> _TASK ITEM_
Return copies of the lines below that mention "avec".

> _SUPPLIED RECORDS_
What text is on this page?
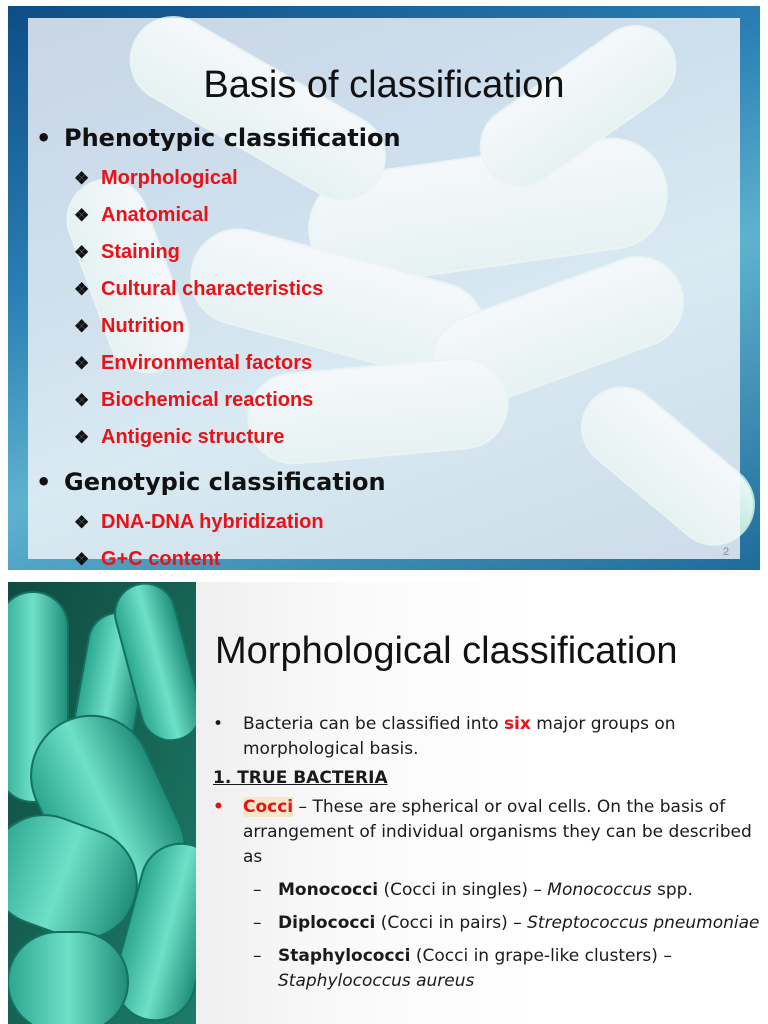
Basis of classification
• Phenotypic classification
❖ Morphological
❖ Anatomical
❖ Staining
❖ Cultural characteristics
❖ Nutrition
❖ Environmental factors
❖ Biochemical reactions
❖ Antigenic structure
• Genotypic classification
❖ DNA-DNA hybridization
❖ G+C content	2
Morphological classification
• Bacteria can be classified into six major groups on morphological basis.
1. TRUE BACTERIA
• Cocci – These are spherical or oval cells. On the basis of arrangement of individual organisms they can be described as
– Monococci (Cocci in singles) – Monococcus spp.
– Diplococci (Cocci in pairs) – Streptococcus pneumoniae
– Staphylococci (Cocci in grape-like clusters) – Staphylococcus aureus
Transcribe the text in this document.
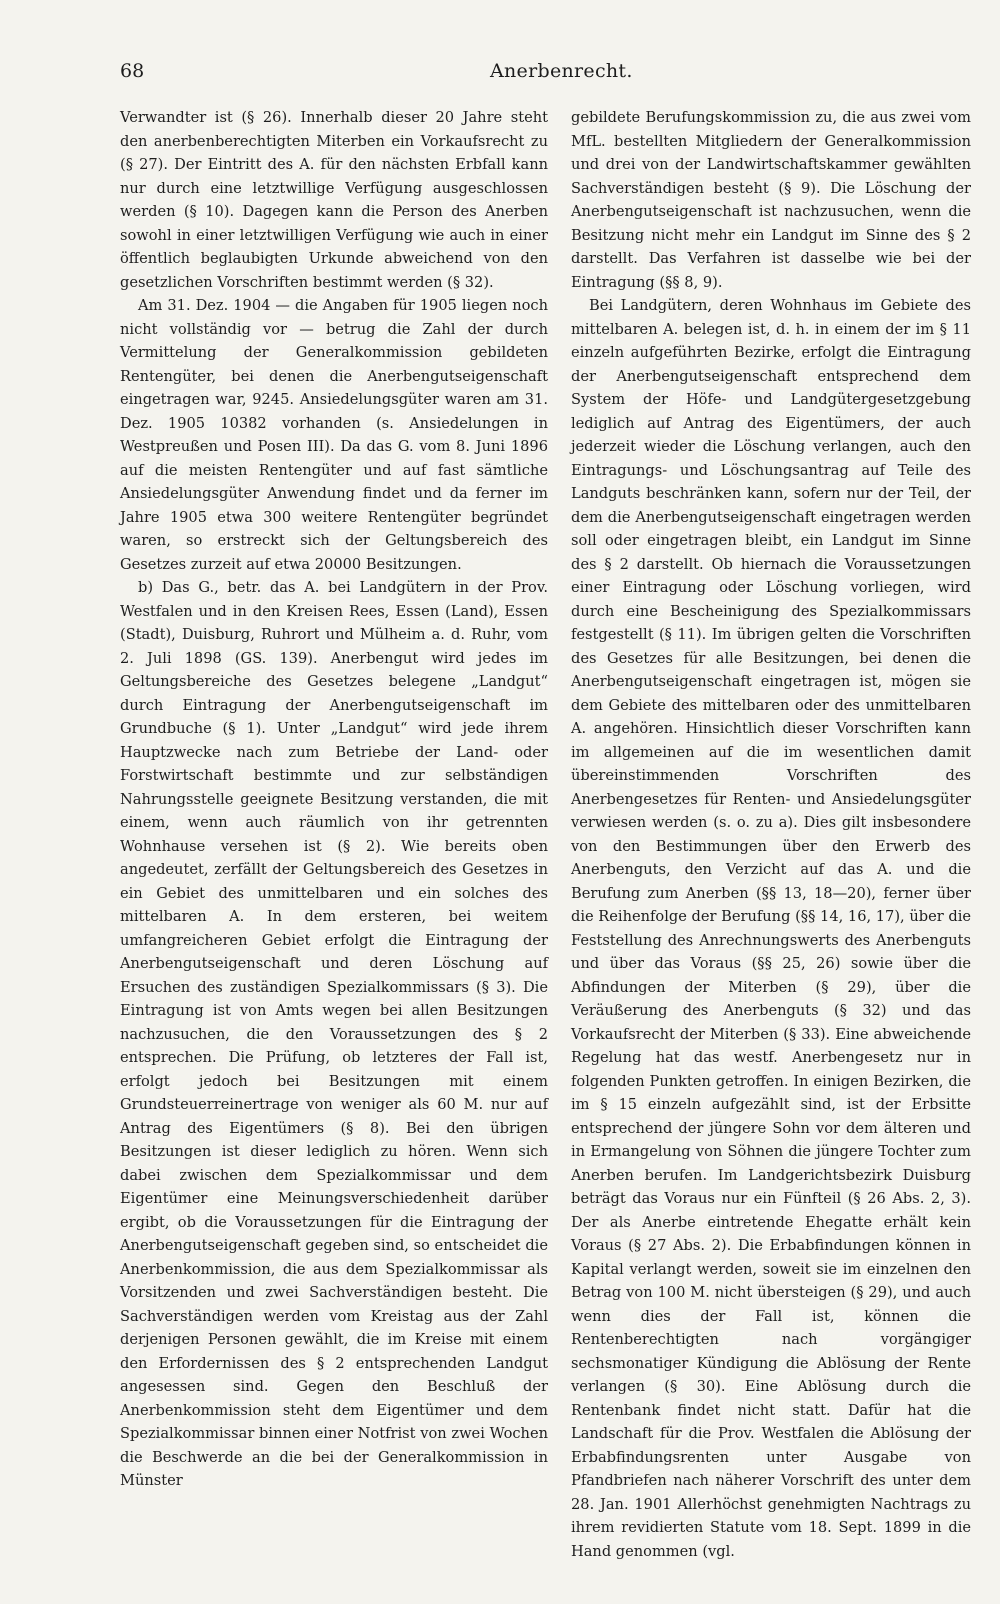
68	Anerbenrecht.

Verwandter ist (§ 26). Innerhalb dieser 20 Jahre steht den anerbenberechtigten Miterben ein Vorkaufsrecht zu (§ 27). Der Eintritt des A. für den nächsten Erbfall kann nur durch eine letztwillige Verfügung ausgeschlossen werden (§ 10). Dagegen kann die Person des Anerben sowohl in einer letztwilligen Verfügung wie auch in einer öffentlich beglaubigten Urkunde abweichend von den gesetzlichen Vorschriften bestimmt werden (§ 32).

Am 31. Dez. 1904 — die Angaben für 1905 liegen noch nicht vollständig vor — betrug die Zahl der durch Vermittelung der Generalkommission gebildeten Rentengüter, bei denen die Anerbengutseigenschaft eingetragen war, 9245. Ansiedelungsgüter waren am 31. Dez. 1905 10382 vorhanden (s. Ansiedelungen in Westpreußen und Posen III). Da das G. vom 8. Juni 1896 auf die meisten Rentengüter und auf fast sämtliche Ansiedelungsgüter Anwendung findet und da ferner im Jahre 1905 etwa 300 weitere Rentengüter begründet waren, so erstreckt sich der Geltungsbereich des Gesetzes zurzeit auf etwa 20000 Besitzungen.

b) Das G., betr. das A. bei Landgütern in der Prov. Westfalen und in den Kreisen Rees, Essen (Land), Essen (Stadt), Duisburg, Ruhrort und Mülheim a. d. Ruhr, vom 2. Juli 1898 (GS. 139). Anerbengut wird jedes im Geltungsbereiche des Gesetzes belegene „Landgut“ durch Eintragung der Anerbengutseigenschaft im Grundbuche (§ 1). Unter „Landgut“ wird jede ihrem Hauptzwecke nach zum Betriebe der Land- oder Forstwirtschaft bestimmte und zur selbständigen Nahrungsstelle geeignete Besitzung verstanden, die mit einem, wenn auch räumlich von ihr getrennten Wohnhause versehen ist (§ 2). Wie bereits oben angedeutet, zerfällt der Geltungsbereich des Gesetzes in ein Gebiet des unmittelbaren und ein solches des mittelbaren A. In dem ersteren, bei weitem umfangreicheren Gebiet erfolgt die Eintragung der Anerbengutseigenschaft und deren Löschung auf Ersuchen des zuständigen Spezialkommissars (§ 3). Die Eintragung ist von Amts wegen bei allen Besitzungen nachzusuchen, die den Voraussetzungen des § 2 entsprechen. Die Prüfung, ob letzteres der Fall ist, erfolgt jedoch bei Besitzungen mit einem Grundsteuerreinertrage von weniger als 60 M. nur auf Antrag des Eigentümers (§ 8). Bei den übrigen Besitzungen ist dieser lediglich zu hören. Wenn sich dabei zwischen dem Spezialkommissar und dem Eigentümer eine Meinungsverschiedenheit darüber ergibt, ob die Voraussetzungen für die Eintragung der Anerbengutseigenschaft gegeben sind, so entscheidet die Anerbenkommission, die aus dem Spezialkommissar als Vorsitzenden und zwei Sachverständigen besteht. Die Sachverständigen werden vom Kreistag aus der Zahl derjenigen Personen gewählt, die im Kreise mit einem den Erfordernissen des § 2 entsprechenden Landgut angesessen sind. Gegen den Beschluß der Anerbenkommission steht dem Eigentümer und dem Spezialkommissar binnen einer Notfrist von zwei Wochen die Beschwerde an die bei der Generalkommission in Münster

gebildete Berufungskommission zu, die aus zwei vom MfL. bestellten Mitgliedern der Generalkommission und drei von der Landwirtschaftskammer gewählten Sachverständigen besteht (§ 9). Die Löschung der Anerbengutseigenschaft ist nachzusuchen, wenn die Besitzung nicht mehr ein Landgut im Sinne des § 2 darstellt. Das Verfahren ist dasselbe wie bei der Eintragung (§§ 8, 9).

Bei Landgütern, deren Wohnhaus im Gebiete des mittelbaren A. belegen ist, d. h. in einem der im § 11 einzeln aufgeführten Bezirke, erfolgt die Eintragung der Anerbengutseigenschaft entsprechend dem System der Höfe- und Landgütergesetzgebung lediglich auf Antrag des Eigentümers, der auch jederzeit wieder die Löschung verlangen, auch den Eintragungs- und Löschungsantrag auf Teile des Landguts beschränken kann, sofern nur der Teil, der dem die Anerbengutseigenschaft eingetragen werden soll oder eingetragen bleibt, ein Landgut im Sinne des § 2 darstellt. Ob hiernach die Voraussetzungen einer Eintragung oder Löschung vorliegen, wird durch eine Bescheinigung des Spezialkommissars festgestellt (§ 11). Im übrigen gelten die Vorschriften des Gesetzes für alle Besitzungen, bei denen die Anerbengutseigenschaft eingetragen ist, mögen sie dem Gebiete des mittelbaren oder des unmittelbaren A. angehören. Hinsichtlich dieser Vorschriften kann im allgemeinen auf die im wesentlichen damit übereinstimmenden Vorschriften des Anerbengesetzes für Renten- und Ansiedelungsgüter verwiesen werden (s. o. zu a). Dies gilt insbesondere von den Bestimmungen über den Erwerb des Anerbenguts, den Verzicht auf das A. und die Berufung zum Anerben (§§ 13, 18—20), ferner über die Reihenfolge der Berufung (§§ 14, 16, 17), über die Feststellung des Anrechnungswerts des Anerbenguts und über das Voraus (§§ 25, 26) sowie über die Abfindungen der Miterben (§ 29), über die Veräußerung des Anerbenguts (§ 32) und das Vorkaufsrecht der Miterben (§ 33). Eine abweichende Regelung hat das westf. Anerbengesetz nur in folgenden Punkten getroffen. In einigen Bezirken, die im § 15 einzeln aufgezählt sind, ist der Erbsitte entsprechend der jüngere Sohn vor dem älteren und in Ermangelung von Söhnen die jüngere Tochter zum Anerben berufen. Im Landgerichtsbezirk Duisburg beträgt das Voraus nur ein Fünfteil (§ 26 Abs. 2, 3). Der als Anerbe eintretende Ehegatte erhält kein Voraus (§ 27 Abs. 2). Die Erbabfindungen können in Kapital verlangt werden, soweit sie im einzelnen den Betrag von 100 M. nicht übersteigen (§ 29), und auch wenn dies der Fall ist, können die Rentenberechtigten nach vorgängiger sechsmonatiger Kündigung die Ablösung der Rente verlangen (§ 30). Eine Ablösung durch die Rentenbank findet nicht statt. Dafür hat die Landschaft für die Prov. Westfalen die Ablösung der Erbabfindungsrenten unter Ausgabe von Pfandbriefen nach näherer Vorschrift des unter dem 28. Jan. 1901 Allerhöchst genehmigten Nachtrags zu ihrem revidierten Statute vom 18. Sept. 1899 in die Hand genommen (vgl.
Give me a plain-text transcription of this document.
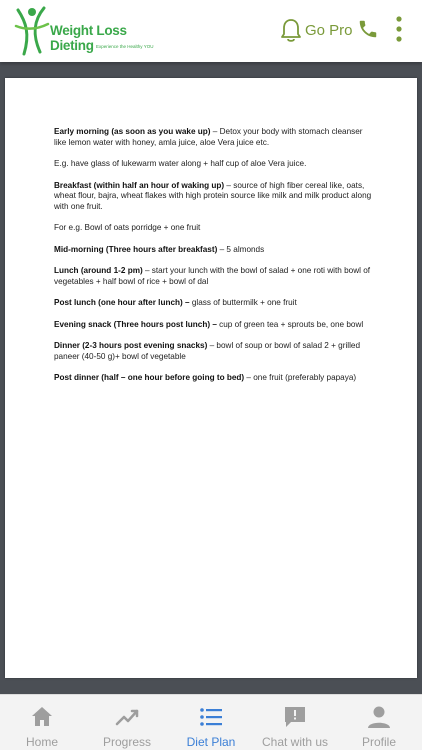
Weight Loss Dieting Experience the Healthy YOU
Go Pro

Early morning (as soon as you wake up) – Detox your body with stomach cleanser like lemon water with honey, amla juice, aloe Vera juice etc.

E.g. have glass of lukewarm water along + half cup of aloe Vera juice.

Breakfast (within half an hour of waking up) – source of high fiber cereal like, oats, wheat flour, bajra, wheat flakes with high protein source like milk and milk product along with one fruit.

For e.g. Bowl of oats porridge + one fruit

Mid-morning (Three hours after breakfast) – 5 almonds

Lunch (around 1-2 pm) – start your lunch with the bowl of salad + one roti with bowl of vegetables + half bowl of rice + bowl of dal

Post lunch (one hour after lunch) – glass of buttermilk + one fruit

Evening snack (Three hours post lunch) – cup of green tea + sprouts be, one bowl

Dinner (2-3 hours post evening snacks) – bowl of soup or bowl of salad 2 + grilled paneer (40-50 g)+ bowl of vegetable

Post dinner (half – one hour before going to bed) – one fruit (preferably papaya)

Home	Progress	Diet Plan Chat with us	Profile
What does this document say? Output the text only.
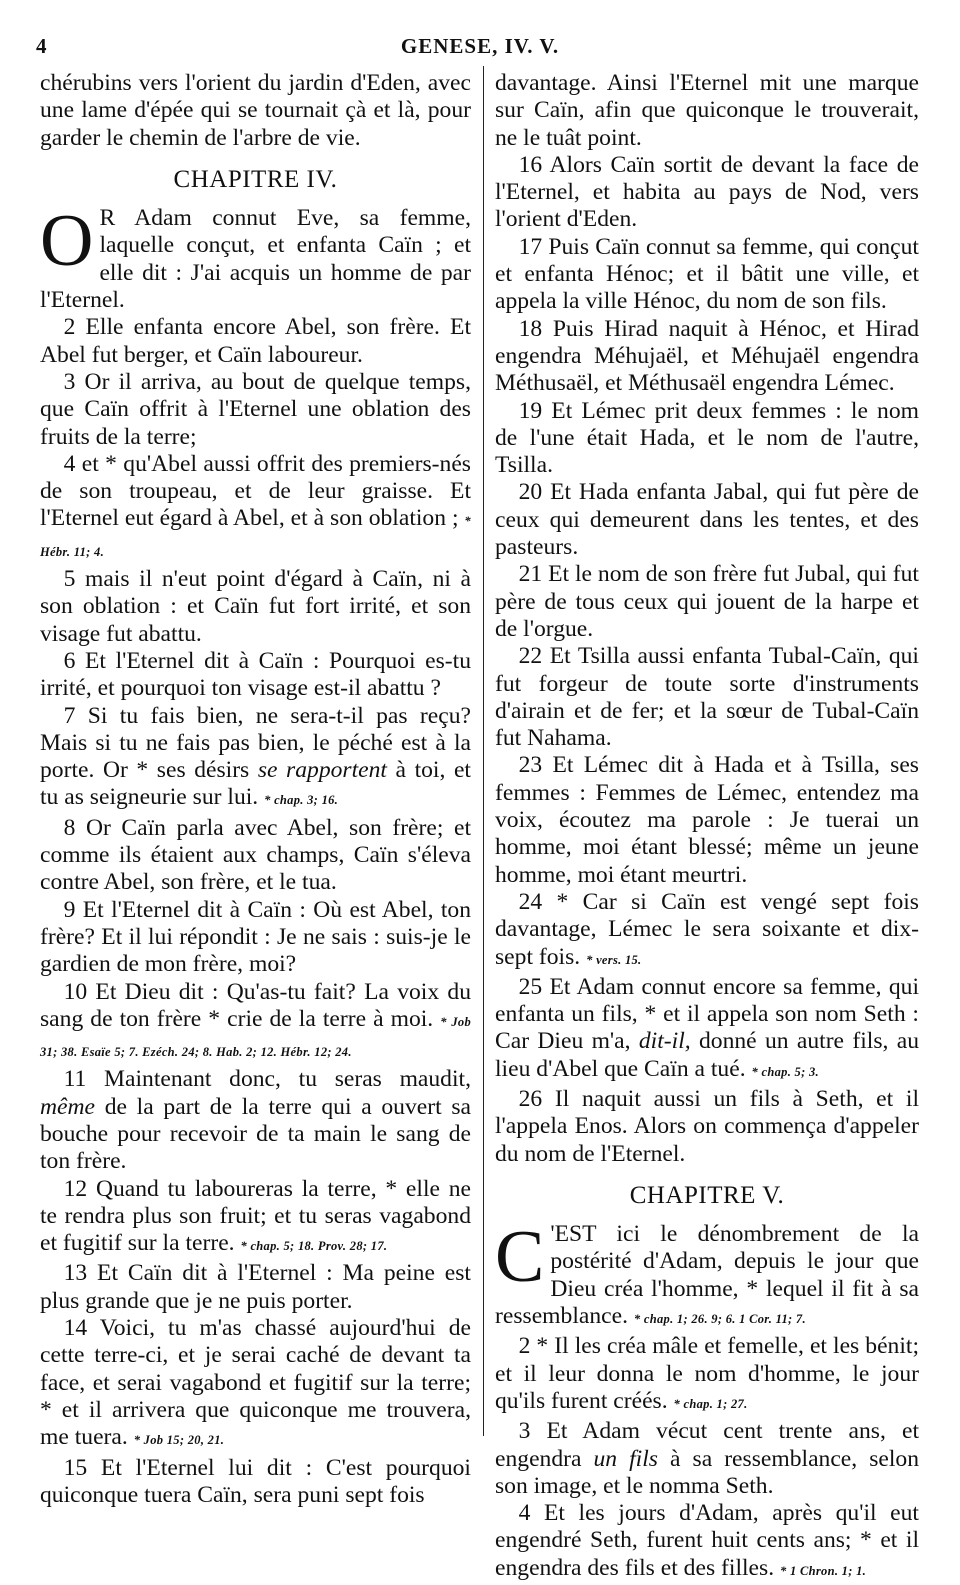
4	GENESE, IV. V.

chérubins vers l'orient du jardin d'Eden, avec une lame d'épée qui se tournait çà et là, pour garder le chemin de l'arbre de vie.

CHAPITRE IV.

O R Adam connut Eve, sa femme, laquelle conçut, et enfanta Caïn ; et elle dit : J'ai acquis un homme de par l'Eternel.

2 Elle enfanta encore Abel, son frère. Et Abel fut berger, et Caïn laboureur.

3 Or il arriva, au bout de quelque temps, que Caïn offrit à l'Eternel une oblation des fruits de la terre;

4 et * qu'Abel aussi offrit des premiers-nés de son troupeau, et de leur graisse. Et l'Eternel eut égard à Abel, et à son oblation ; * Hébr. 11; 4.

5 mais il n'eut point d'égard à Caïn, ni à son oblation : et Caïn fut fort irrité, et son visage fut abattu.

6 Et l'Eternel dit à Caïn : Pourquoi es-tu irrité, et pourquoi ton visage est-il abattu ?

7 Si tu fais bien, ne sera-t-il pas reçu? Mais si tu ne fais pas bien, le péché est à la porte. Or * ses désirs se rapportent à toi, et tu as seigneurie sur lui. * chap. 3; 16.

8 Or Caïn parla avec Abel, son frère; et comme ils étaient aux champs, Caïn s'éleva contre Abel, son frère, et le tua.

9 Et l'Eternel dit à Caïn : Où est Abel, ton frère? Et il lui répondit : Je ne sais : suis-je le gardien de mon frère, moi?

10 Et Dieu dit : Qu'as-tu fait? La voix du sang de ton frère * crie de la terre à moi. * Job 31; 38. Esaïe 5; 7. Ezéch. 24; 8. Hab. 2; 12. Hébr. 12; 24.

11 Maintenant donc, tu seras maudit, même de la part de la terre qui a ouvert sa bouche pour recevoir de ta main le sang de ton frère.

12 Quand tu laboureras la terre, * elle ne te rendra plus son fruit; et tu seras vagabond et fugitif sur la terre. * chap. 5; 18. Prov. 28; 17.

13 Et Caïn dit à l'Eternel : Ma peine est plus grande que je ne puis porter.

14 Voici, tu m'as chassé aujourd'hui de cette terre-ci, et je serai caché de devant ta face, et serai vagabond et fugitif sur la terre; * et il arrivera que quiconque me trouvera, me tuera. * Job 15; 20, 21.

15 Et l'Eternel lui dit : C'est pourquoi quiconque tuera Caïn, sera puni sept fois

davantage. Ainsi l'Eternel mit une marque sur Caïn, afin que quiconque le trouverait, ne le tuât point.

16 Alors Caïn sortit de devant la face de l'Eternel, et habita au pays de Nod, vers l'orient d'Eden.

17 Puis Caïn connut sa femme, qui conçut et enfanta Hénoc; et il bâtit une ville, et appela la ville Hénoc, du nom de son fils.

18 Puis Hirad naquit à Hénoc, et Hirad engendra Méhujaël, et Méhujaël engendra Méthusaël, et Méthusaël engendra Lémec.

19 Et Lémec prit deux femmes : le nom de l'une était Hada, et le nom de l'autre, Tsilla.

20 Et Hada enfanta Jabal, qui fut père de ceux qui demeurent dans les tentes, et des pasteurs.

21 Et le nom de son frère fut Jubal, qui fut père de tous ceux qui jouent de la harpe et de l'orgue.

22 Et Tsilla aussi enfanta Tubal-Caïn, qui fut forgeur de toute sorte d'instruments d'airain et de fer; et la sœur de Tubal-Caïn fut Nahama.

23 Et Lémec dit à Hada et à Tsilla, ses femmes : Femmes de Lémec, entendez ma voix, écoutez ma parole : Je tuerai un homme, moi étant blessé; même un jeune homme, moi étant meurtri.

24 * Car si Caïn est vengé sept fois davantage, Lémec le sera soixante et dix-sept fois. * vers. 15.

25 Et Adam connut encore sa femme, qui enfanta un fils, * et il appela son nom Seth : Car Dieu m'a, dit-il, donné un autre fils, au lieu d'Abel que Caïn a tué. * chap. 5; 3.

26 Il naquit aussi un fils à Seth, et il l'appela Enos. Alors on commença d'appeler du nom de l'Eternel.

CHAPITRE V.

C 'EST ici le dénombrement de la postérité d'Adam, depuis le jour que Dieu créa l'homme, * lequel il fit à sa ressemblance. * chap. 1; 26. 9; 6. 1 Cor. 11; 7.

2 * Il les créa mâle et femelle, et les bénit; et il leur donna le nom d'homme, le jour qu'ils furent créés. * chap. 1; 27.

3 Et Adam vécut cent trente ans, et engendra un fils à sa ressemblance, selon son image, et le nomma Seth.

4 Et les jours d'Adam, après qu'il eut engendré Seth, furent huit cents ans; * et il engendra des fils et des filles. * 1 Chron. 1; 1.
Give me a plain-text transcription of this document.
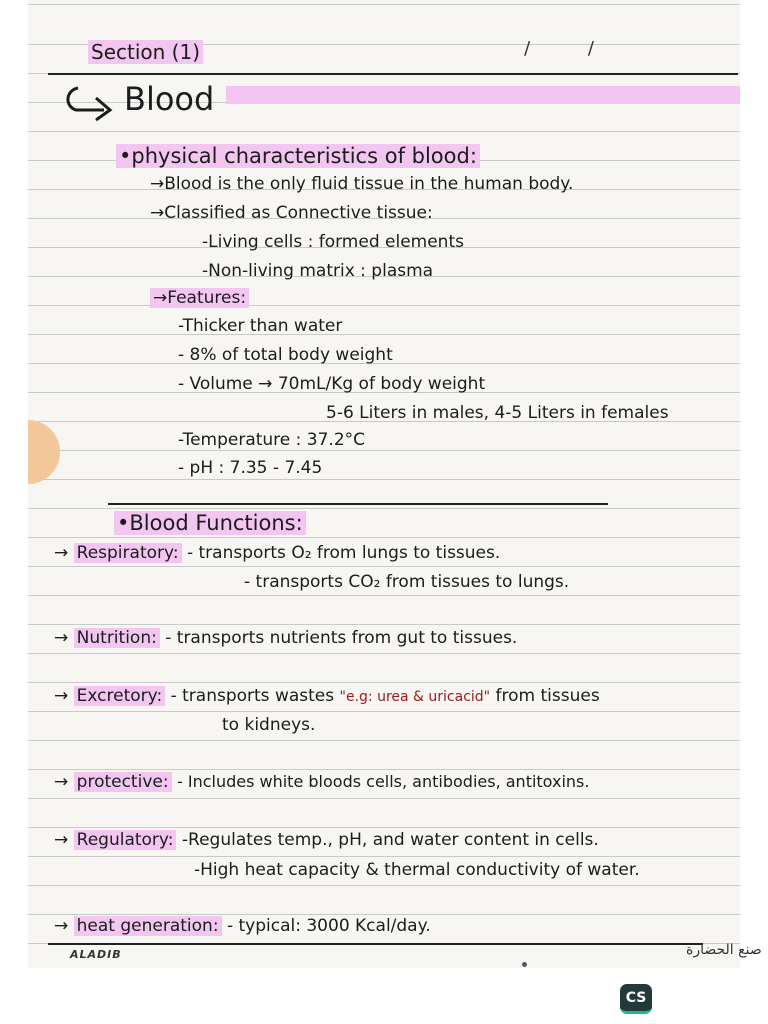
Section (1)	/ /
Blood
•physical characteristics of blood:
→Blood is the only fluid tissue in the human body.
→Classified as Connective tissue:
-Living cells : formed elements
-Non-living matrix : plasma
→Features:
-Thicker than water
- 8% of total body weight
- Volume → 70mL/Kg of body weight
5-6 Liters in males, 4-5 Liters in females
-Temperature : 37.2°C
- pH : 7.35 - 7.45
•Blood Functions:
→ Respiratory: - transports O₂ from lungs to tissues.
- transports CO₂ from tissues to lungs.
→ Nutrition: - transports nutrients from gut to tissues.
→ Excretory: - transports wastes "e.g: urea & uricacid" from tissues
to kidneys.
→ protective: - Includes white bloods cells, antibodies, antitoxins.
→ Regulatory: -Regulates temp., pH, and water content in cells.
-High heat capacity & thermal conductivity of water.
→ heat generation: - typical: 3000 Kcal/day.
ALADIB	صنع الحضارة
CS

> _EXERCISE RESULT_
chérubins vers l'orient du jardin d'Eden, avec une lame d'épée qui se tournait çà et là, pour garder le chemin de l'arbre de vie.
8 Or Caïn parla avec Abel, son frère; et comme ils étaient aux champs, Caïn s'éleva contre Abel, son frère, et le tua.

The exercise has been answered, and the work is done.